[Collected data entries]

►

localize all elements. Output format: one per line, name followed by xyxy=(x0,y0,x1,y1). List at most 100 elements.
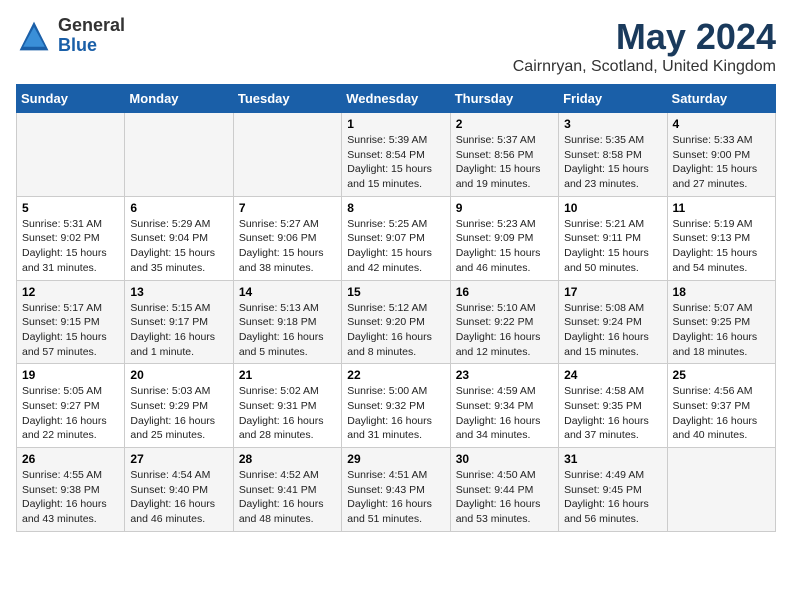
day-number: 8 xyxy=(347,201,444,215)
title-area: May 2024 Cairnryan, Scotland, United Kin… xyxy=(513,16,776,76)
table-row: 23Sunrise: 4:59 AMSunset: 9:34 PMDayligh… xyxy=(450,364,558,448)
table-row: 18 Sunrise: 5:07 AMSunset: 9:25 PMDayligh… xyxy=(667,280,775,364)
day-info: Sunrise: 5:03 AMSunset: 9:29 PMDaylight:… xyxy=(130,384,227,443)
day-number: 21 xyxy=(239,368,336,382)
day-info: Sunrise: 5:07 AMSunset: 9:25 PMDaylight:… xyxy=(673,301,770,360)
table-row: 26Sunrise: 4:55 AMSunset: 9:38 PMDayligh… xyxy=(17,448,125,532)
day-number: 16 xyxy=(456,285,553,299)
day-number: 19 xyxy=(22,368,119,382)
table-row: 31 Sunrise: 4:49 AMSunset: 9:45 PMDayligh… xyxy=(559,448,667,532)
day-number: 13 xyxy=(130,285,227,299)
table-row: 30 Sunrise: 4:50 AMSunset: 9:44 PMDayligh… xyxy=(450,448,558,532)
day-number: 28 xyxy=(239,452,336,466)
table-row: 5 Sunrise: 5:31 AMSunset: 9:02 PMDaylight… xyxy=(17,196,125,280)
day-info: Sunrise: 5:23 AMSunset: 9:09 PMDaylight:… xyxy=(456,217,553,276)
day-info: Sunrise: 5:39 AMSunset: 8:54 PMDaylight:… xyxy=(347,133,444,192)
calendar-week-row: 12Sunrise: 5:17 AMSunset: 9:15 PMDayligh… xyxy=(17,280,776,364)
day-number: 2 xyxy=(456,117,553,131)
table-row: 1 Sunrise: 5:39 AMSunset: 8:54 PMDaylight… xyxy=(342,113,450,197)
col-monday: Monday xyxy=(125,85,233,113)
calendar-week-row: 26Sunrise: 4:55 AMSunset: 9:38 PMDayligh… xyxy=(17,448,776,532)
table-row: 27 Sunrise: 4:54 AMSunset: 9:40 PMDayligh… xyxy=(125,448,233,532)
day-info: Sunrise: 5:33 AMSunset: 9:00 PMDaylight:… xyxy=(673,133,770,192)
table-row: 6Sunrise: 5:29 AMSunset: 9:04 PMDaylight… xyxy=(125,196,233,280)
col-sunday: Sunday xyxy=(17,85,125,113)
day-number: 27 xyxy=(130,452,227,466)
day-number: 20 xyxy=(130,368,227,382)
day-number: 30 xyxy=(456,452,553,466)
table-row: 28Sunrise: 4:52 AMSunset: 9:41 PMDayligh… xyxy=(233,448,341,532)
day-info: Sunrise: 5:35 AMSunset: 8:58 PMDaylight:… xyxy=(564,133,661,192)
table-row: 21Sunrise: 5:02 AMSunset: 9:31 PMDayligh… xyxy=(233,364,341,448)
table-row: 4 Sunrise: 5:33 AMSunset: 9:00 PMDaylight… xyxy=(667,113,775,197)
day-info: Sunrise: 5:05 AMSunset: 9:27 PMDaylight:… xyxy=(22,384,119,443)
table-row: 25 Sunrise: 4:56 AMSunset: 9:37 PMDayligh… xyxy=(667,364,775,448)
table-row xyxy=(125,113,233,197)
day-info: Sunrise: 5:25 AMSunset: 9:07 PMDaylight:… xyxy=(347,217,444,276)
table-row: 29 Sunrise: 4:51 AMSunset: 9:43 PMDayligh… xyxy=(342,448,450,532)
table-row: 22 Sunrise: 5:00 AMSunset: 9:32 PMDayligh… xyxy=(342,364,450,448)
day-number: 1 xyxy=(347,117,444,131)
table-row: 3Sunrise: 5:35 AMSunset: 8:58 PMDaylight… xyxy=(559,113,667,197)
table-row: 16 Sunrise: 5:10 AMSunset: 9:22 PMDayligh… xyxy=(450,280,558,364)
day-info: Sunrise: 4:50 AMSunset: 9:44 PMDaylight:… xyxy=(456,468,553,527)
day-info: Sunrise: 4:54 AMSunset: 9:40 PMDaylight:… xyxy=(130,468,227,527)
main-title: May 2024 xyxy=(513,16,776,58)
day-number: 10 xyxy=(564,201,661,215)
day-info: Sunrise: 4:49 AMSunset: 9:45 PMDaylight:… xyxy=(564,468,661,527)
table-row xyxy=(233,113,341,197)
day-number: 29 xyxy=(347,452,444,466)
day-info: Sunrise: 4:58 AMSunset: 9:35 PMDaylight:… xyxy=(564,384,661,443)
day-info: Sunrise: 4:56 AMSunset: 9:37 PMDaylight:… xyxy=(673,384,770,443)
day-info: Sunrise: 5:31 AMSunset: 9:02 PMDaylight:… xyxy=(22,217,119,276)
day-number: 4 xyxy=(673,117,770,131)
day-info: Sunrise: 5:19 AMSunset: 9:13 PMDaylight:… xyxy=(673,217,770,276)
table-row: 15 Sunrise: 5:12 AMSunset: 9:20 PMDayligh… xyxy=(342,280,450,364)
day-info: Sunrise: 5:12 AMSunset: 9:20 PMDaylight:… xyxy=(347,301,444,360)
calendar-table: Sunday Monday Tuesday Wednesday Thursday… xyxy=(16,84,776,532)
day-number: 24 xyxy=(564,368,661,382)
calendar-week-row: 19 Sunrise: 5:05 AMSunset: 9:27 PMDayligh… xyxy=(17,364,776,448)
day-info: Sunrise: 5:15 AMSunset: 9:17 PMDaylight:… xyxy=(130,301,227,360)
col-thursday: Thursday xyxy=(450,85,558,113)
table-row: 9 Sunrise: 5:23 AMSunset: 9:09 PMDaylight… xyxy=(450,196,558,280)
subtitle: Cairnryan, Scotland, United Kingdom xyxy=(513,58,776,76)
table-row: 11Sunrise: 5:19 AMSunset: 9:13 PMDayligh… xyxy=(667,196,775,280)
table-row xyxy=(17,113,125,197)
logo-text: General Blue xyxy=(58,16,125,56)
logo-icon xyxy=(16,18,52,54)
day-number: 23 xyxy=(456,368,553,382)
table-row: 2 Sunrise: 5:37 AMSunset: 8:56 PMDaylight… xyxy=(450,113,558,197)
table-row: 12Sunrise: 5:17 AMSunset: 9:15 PMDayligh… xyxy=(17,280,125,364)
col-friday: Friday xyxy=(559,85,667,113)
day-number: 25 xyxy=(673,368,770,382)
day-number: 17 xyxy=(564,285,661,299)
table-row: 10 Sunrise: 5:21 AMSunset: 9:11 PMDayligh… xyxy=(559,196,667,280)
day-info: Sunrise: 5:00 AMSunset: 9:32 PMDaylight:… xyxy=(347,384,444,443)
day-number: 5 xyxy=(22,201,119,215)
day-number: 12 xyxy=(22,285,119,299)
day-info: Sunrise: 5:27 AMSunset: 9:06 PMDaylight:… xyxy=(239,217,336,276)
table-row: 13 Sunrise: 5:15 AMSunset: 9:17 PMDayligh… xyxy=(125,280,233,364)
day-number: 31 xyxy=(564,452,661,466)
table-row xyxy=(667,448,775,532)
day-info: Sunrise: 5:13 AMSunset: 9:18 PMDaylight:… xyxy=(239,301,336,360)
day-number: 15 xyxy=(347,285,444,299)
calendar-header-row: Sunday Monday Tuesday Wednesday Thursday… xyxy=(17,85,776,113)
col-tuesday: Tuesday xyxy=(233,85,341,113)
day-number: 9 xyxy=(456,201,553,215)
table-row: 20 Sunrise: 5:03 AMSunset: 9:29 PMDayligh… xyxy=(125,364,233,448)
logo: General Blue xyxy=(16,16,125,56)
day-number: 7 xyxy=(239,201,336,215)
table-row: 17Sunrise: 5:08 AMSunset: 9:24 PMDayligh… xyxy=(559,280,667,364)
logo-general-text: General xyxy=(58,16,125,36)
page-header: General Blue May 2024 Cairnryan, Scotlan… xyxy=(16,16,776,76)
day-number: 18 xyxy=(673,285,770,299)
day-info: Sunrise: 5:37 AMSunset: 8:56 PMDaylight:… xyxy=(456,133,553,192)
day-info: Sunrise: 4:51 AMSunset: 9:43 PMDaylight:… xyxy=(347,468,444,527)
day-number: 26 xyxy=(22,452,119,466)
day-info: Sunrise: 5:10 AMSunset: 9:22 PMDaylight:… xyxy=(456,301,553,360)
logo-blue-text: Blue xyxy=(58,36,125,56)
day-number: 22 xyxy=(347,368,444,382)
day-info: Sunrise: 5:21 AMSunset: 9:11 PMDaylight:… xyxy=(564,217,661,276)
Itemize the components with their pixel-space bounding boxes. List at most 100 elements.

◄

→ Exercise objective: Put the lines from the one holding "day-number: 8 xyxy=(347,201,444,215)" through the one holding "table-row: 21Sunrise: 5:02", inclusive, into a numbered list with blank lines left out.

→ In response:
1. day-number: 8 xyxy=(347,201,444,215)
2. title-area: May 2024 Cairnryan, Scotland, United Kin… xyxy=(513,16,776,76)
3. table-row: 23Sunrise: 4:59 AMSunset: 9:34 PMDayligh… xyxy=(450,364,558,448)
4. table-row: 18 Sunrise: 5:07 AMSunset: 9:25 PMDayligh… xyxy=(667,280,775,364)
5. day-info: Sunrise: 5:03 AMSunset: 9:29 PMDaylight:… xyxy=(130,384,227,443)
6. day-number: 21 xyxy=(239,368,336,382)
7. day-info: Sunrise: 5:07 AMSunset: 9:25 PMDaylight:… xyxy=(673,301,770,360)
8. table-row: 26Sunrise: 4:55 AMSunset: 9:38 PMDayligh… xyxy=(17,448,125,532)
9. day-number: 16 xyxy=(456,285,553,299)
10. day-number: 19 xyxy=(22,368,119,382)
11. table-row: 31 Sunrise: 4:49 AMSunset: 9:45 PMDayligh… xyxy=(559,448,667,532)
12. day-number: 13 xyxy=(130,285,227,299)
13. table-row: 30 Sunrise: 4:50 AMSunset: 9:44 PMDayligh… xyxy=(450,448,558,532)
14. day-number: 28 xyxy=(239,452,336,466)
15. table-row: 5 Sunrise: 5:31 AMSunset: 9:02 PMDaylight… xyxy=(17,196,125,280)
16. day-info: Sunrise: 5:23 AMSunset: 9:09 PMDaylight:… xyxy=(456,217,553,276)
17. day-info: Sunrise: 5:39 AMSunset: 8:54 PMDaylight:… xyxy=(347,133,444,192)
18. calendar-week-row: 12Sunrise: 5:17 AMSunset: 9:15 PMDayligh… xyxy=(17,280,776,364)
19. day-number: 2 xyxy=(456,117,553,131)
20. table-row: 1 Sunrise: 5:39 AMSunset: 8:54 PMDaylight… xyxy=(342,113,450,197)
21. col-monday: Monday xyxy=(125,85,233,113)
22. calendar-week-row: 26Sunrise: 4:55 AMSunset: 9:38 PMDayligh… xyxy=(17,448,776,532)
23. table-row: 27 Sunrise: 4:54 AMSunset: 9:40 PMDayligh… xyxy=(125,448,233,532)
24. day-info: Sunrise: 5:33 AMSunset: 9:00 PMDaylight:… xyxy=(673,133,770,192)
25. table-row: 6Sunrise: 5:29 AMSunset: 9:04 PMDaylight… xyxy=(125,196,233,280)
26. col-sunday: Sunday xyxy=(17,85,125,113)
27. day-number: 27 xyxy=(130,452,227,466)
28. day-number: 20 xyxy=(130,368,227,382)
29. day-number: 30 xyxy=(456,452,553,466)
30. table-row: 28Sunrise: 4:52 AMSunset: 9:41 PMDayligh… xyxy=(233,448,341,532)
31. day-info: Sunrise: 5:35 AMSunset: 8:58 PMDaylight:… xyxy=(564,133,661,192)
32. table-row: 21Sunrise: 5:02 AMSunset: 9:31 PMDayligh… xyxy=(233,364,341,448)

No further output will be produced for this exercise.